• _MATERIAL SHOWN_:
========

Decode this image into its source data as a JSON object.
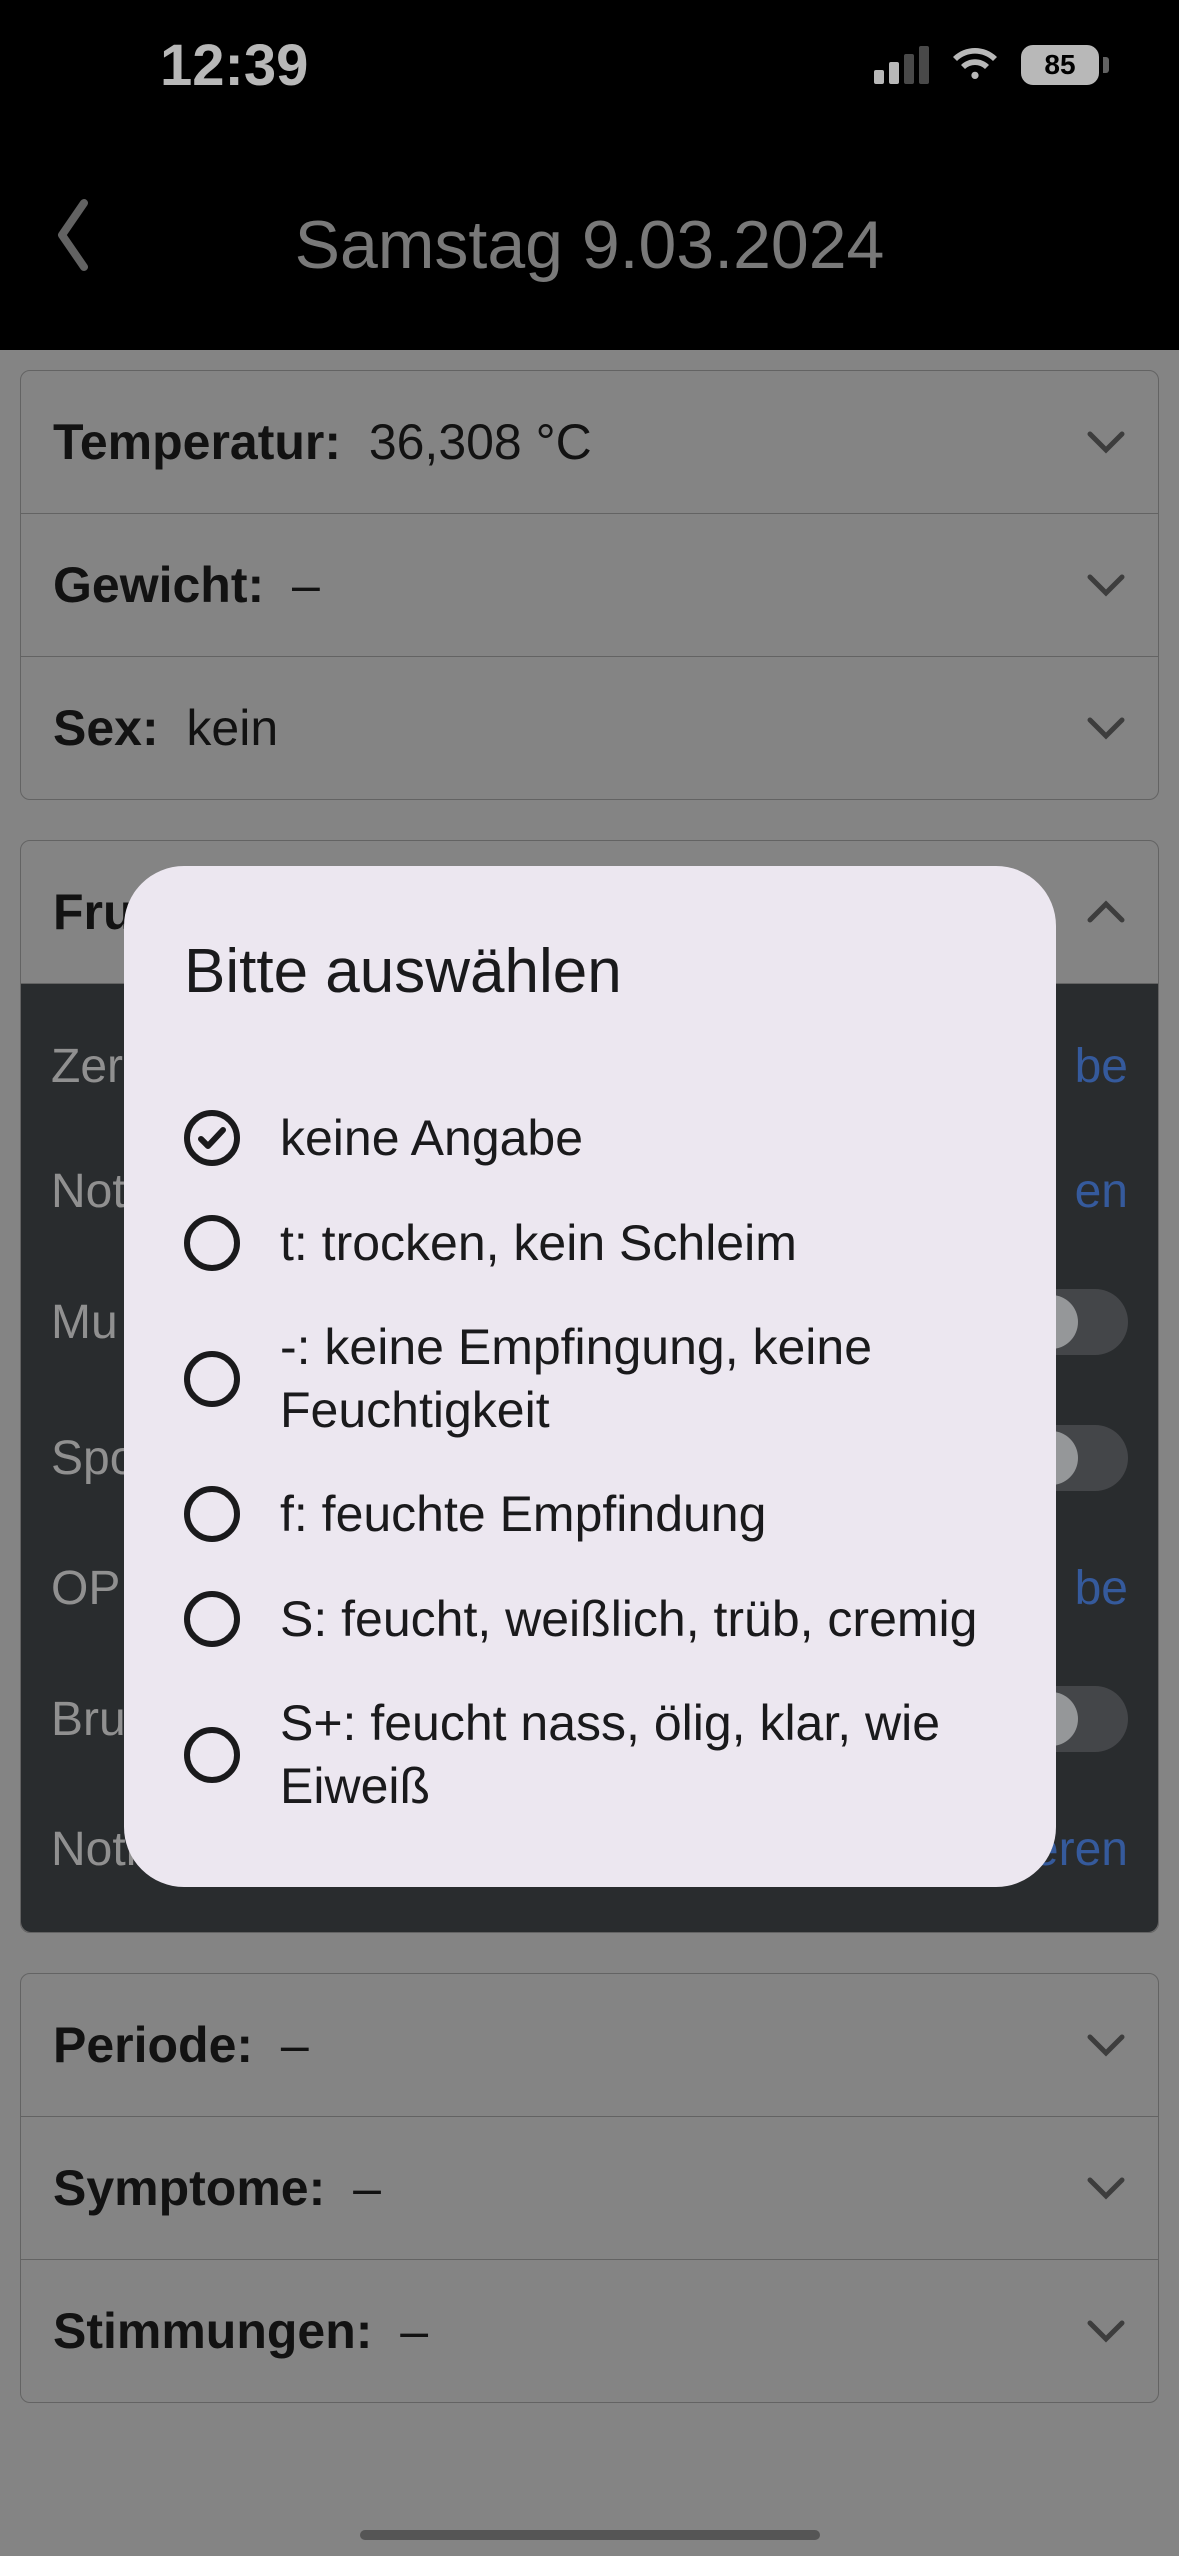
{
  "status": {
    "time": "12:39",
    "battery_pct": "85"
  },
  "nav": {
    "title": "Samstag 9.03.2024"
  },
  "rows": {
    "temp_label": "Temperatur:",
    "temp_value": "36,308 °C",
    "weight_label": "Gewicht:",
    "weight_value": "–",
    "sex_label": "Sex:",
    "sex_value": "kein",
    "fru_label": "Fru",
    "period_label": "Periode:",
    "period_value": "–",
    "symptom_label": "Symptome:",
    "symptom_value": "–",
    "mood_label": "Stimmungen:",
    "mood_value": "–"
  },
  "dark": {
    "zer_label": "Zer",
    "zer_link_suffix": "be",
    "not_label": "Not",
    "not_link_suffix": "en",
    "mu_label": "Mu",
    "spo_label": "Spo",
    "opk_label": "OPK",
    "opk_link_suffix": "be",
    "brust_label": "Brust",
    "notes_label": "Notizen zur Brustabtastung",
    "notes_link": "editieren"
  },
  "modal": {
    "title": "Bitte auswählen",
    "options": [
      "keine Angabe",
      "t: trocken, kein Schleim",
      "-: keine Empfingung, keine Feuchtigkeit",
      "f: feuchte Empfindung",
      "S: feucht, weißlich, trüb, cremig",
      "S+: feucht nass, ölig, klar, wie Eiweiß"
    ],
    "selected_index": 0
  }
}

========

Your task is to reproduce all of the material exactly. The pictures stay out.

• _TASK RESULT_:
Decode this image into its source data as a JSON object.
{
  "status": {
    "time": "12:39",
    "battery_pct": "85"
  },
  "nav": {
    "title": "Samstag 9.03.2024"
  },
  "rows": {
    "temp_label": "Temperatur:",
    "temp_value": "36,308 °C",
    "weight_label": "Gewicht:",
    "weight_value": "–",
    "sex_label": "Sex:",
    "sex_value": "kein",
    "fru_label": "Fru",
    "period_label": "Periode:",
    "period_value": "–",
    "symptom_label": "Symptome:",
    "symptom_value": "–",
    "mood_label": "Stimmungen:",
    "mood_value": "–"
  },
  "dark": {
    "zer_label": "Zer",
    "zer_link_suffix": "be",
    "not_label": "Not",
    "not_link_suffix": "en",
    "mu_label": "Mu",
    "spo_label": "Spo",
    "opk_label": "OPK",
    "opk_link_suffix": "be",
    "brust_label": "Brust",
    "notes_label": "Notizen zur Brustabtastung",
    "notes_link": "editieren"
  },
  "modal": {
    "title": "Bitte auswählen",
    "options": [
      "keine Angabe",
      "t: trocken, kein Schleim",
      "-: keine Empfingung, keine Feuchtigkeit",
      "f: feuchte Empfindung",
      "S: feucht, weißlich, trüb, cremig",
      "S+: feucht nass, ölig, klar, wie Eiweiß"
    ],
    "selected_index": 0
  }
}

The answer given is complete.